→ Exercise
Working from the listing below, pick each line containing the word "uttrycks" and copy it.

━━━━

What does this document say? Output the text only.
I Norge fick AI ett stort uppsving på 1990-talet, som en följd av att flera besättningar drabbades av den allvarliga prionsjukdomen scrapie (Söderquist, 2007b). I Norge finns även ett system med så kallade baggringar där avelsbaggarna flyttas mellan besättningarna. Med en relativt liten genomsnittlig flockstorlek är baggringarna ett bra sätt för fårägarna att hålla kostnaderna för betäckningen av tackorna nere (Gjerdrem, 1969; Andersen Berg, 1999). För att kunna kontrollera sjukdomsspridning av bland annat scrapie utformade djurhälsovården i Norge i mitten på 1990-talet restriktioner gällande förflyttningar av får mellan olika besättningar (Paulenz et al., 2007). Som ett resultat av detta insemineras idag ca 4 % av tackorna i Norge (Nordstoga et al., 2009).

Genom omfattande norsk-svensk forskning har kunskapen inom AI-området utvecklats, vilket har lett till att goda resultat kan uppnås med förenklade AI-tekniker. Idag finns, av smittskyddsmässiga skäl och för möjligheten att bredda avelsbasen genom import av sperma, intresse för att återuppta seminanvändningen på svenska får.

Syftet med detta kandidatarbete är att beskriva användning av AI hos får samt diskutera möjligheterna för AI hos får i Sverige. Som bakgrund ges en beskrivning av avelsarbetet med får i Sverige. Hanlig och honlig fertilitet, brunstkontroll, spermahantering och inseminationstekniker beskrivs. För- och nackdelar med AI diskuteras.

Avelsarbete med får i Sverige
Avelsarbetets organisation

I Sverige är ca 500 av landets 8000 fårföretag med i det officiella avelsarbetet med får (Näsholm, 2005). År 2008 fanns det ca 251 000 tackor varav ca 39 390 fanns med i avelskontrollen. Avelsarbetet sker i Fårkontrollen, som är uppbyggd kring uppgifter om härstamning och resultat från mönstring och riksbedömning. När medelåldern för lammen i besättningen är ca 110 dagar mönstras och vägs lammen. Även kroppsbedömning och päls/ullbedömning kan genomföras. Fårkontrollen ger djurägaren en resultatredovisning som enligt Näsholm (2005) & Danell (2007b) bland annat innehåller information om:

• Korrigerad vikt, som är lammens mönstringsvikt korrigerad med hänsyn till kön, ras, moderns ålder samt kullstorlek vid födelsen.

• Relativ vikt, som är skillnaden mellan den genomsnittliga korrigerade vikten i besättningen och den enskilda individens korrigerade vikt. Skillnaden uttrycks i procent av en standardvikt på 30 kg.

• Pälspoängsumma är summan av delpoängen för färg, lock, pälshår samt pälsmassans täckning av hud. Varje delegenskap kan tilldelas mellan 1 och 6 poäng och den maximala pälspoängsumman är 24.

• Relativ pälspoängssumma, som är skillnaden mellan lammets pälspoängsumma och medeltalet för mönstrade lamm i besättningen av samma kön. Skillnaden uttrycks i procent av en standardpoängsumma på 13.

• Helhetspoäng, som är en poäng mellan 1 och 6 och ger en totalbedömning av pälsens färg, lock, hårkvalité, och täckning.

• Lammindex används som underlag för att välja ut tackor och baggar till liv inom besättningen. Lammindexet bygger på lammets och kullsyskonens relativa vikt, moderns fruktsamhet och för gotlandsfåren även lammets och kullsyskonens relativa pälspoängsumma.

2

━━━━

→ Task solution
• Relativ vikt, som är skillnaden mellan den genomsnittliga korrigerade vikten i besättningen och den enskilda individens korrigerade vikt. Skillnaden uttrycks i procent av en standardvikt på 30 kg.
• Relativ pälspoängssumma, som är skillnaden mellan lammets pälspoängsumma och medeltalet för mönstrade lamm i besättningen av samma kön. Skillnaden uttrycks i procent av en standardpoängsumma på 13.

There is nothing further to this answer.